▸ Aim of the exercise: The listing is to be repeated exactly, and its pictures are to be left out.

▸ Given entries:
▬▬▬▬▬▬▬▬▬▬

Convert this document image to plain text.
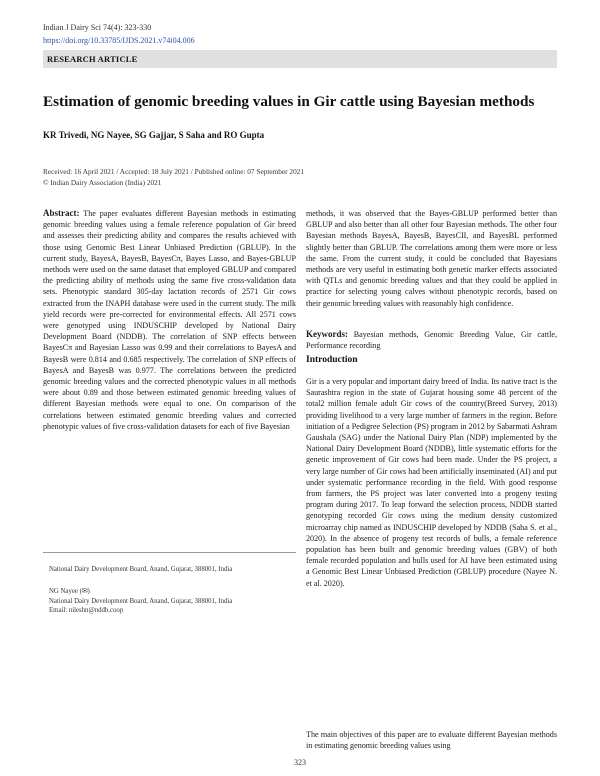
Indian J Dairy Sci 74(4): 323-330
https://doi.org/10.33785/IJDS.2021.v74i04.006
RESEARCH ARTICLE
Estimation of genomic breeding values in Gir cattle using Bayesian methods
KR Trivedi, NG Nayee, SG Gajjar, S Saha and RO Gupta
Received: 16 April 2021 / Accepted: 18 July 2021 / Published online: 07 September 2021
© Indian Dairy Association (India) 2021

Abstract: The paper evaluates different Bayesian methods in estimating genomic breeding values using a female reference population of Gir breed and assesses their predicting ability and compares the results achieved with those using Genomic Best Linear Unbiased Prediction (GBLUP). In the current study, BayesA, BayesB, BayesCπ, Bayes Lasso, and Bayes-GBLUP methods were used on the same dataset that employed GBLUP and compared the predicting ability of methods using the same five cross-validation data sets. Phenotypic standard 305-day lactation records of 2571 Gir cows extracted from the INAPH database were used in the current study. The milk yield records were pre-corrected for environmental effects. All 2571 cows were genotyped using INDUSCHIP developed by National Dairy Development Board (NDDB). The correlation of SNP effects between BayesCπ and Bayesian Lasso was 0.99 and their correlations to BayesA and BayesB were 0.814 and 0.685 respectively. The correlation of SNP effects of BayesA and BayesB was 0.977. The correlations between the predicted genomic breeding values and the corrected phenotypic values in all methods were about 0.89 and those between estimated genomic breeding values of different Bayesian methods were equal to one. On comparison of the correlations between estimated genomic breeding values and corrected phenotypic values of five cross-validation datasets for each of five Bayesian

methods, it was observed that the Bayes-GBLUP performed better than GBLUP and also better than all other four Bayesian methods. The other four Bayesian methods BayesA, BayesB, BayesCII, and BayesBL performed slightly better than GBLUP. The correlations among them were more or less the same. From the current study, it could be concluded that Bayesians methods are very useful in estimating both genetic marker effects associated with QTLs and genomic breeding values and that they could be applied in practice for selecting young calves without phenotypic records, based on their genomic breeding values with reasonably high confidence.

Keywords: Bayesian methods, Genomic Breeding Value, Gir cattle, Performance recording

Introduction

Gir is a very popular and important dairy breed of India. Its native tract is the Saurashtra region in the state of Gujarat housing some 48 percent of the total2 million female adult Gir cows of the country(Breed Survey, 2013) providing livelihood to a very large number of farmers in the region. Before initiation of a Pedigree Selection (PS) program in 2012 by Sabarmati Ashram Gaushala (SAG) under the National Dairy Plan (NDP) implemented by the National Dairy Development Board (NDDB), little systematic efforts for the genetic improvement of Gir cows had been made. Under the PS project, a very large number of Gir cows had been artificially inseminated (AI) and put under systematic performance recording in the field. With good response from farmers, the PS project was later converted into a progeny testing program during 2017. To leap forward the selection process, NDDB started genotyping recorded Gir cows using the medium density customized microarray chip named as INDUSCHIP developed by NDDB (Saha S. et al., 2020). In the absence of progeny test records of bulls, a female reference population has been built and genomic breeding values (GBV) of both female recorded population and bulls used for AI have been estimated using a Genomic Best Linear Unbiased Prediction (GBLUP) procedure (Nayee N. et al. 2020).

The main objectives of this paper are to evaluate different Bayesian methods in estimating genomic breeding values using

National Dairy Development Board, Anand, Gujarat, 388001, India
NG Nayee (✉)
National Dairy Development Board, Anand, Gujarat, 388001, India
Email: nileshn@nddb.coop
323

▬▬▬▬▬▬▬▬▬▬

▸ Output of the exercise:
Convert this document image to plain text.
Indian J Dairy Sci 74(4): 323-330
https://doi.org/10.33785/IJDS.2021.v74i04.006
RESEARCH ARTICLE
Estimation of genomic breeding values in Gir cattle using Bayesian methods
KR Trivedi, NG Nayee, SG Gajjar, S Saha and RO Gupta
Received: 16 April 2021 / Accepted: 18 July 2021 / Published online: 07 September 2021
© Indian Dairy Association (India) 2021

Abstract: The paper evaluates different Bayesian methods in estimating genomic breeding values using a female reference population of Gir breed and assesses their predicting ability and compares the results achieved with those using Genomic Best Linear Unbiased Prediction (GBLUP). In the current study, BayesA, BayesB, BayesCπ, Bayes Lasso, and Bayes-GBLUP methods were used on the same dataset that employed GBLUP and compared the predicting ability of methods using the same five cross-validation data sets. Phenotypic standard 305-day lactation records of 2571 Gir cows extracted from the INAPH database were used in the current study. The milk yield records were pre-corrected for environmental effects. All 2571 cows were genotyped using INDUSCHIP developed by National Dairy Development Board (NDDB). The correlation of SNP effects between BayesCπ and Bayesian Lasso was 0.99 and their correlations to BayesA and BayesB were 0.814 and 0.685 respectively. The correlation of SNP effects of BayesA and BayesB was 0.977. The correlations between the predicted genomic breeding values and the corrected phenotypic values in all methods were about 0.89 and those between estimated genomic breeding values of different Bayesian methods were equal to one. On comparison of the correlations between estimated genomic breeding values and corrected phenotypic values of five cross-validation datasets for each of five Bayesian

methods, it was observed that the Bayes-GBLUP performed better than GBLUP and also better than all other four Bayesian methods. The other four Bayesian methods BayesA, BayesB, BayesCII, and BayesBL performed slightly better than GBLUP. The correlations among them were more or less the same. From the current study, it could be concluded that Bayesians methods are very useful in estimating both genetic marker effects associated with QTLs and genomic breeding values and that they could be applied in practice for selecting young calves without phenotypic records, based on their genomic breeding values with reasonably high confidence.

Keywords: Bayesian methods, Genomic Breeding Value, Gir cattle, Performance recording

Introduction

Gir is a very popular and important dairy breed of India. Its native tract is the Saurashtra region in the state of Gujarat housing some 48 percent of the total2 million female adult Gir cows of the country(Breed Survey, 2013) providing livelihood to a very large number of farmers in the region. Before initiation of a Pedigree Selection (PS) program in 2012 by Sabarmati Ashram Gaushala (SAG) under the National Dairy Plan (NDP) implemented by the National Dairy Development Board (NDDB), little systematic efforts for the genetic improvement of Gir cows had been made. Under the PS project, a very large number of Gir cows had been artificially inseminated (AI) and put under systematic performance recording in the field. With good response from farmers, the PS project was later converted into a progeny testing program during 2017. To leap forward the selection process, NDDB started genotyping recorded Gir cows using the medium density customized microarray chip named as INDUSCHIP developed by NDDB (Saha S. et al., 2020). In the absence of progeny test records of bulls, a female reference population has been built and genomic breeding values (GBV) of both female recorded population and bulls used for AI have been estimated using a Genomic Best Linear Unbiased Prediction (GBLUP) procedure (Nayee N. et al. 2020).

The main objectives of this paper are to evaluate different Bayesian methods in estimating genomic breeding values using

National Dairy Development Board, Anand, Gujarat, 388001, India
NG Nayee (✉)
National Dairy Development Board, Anand, Gujarat, 388001, India
Email: nileshn@nddb.coop
323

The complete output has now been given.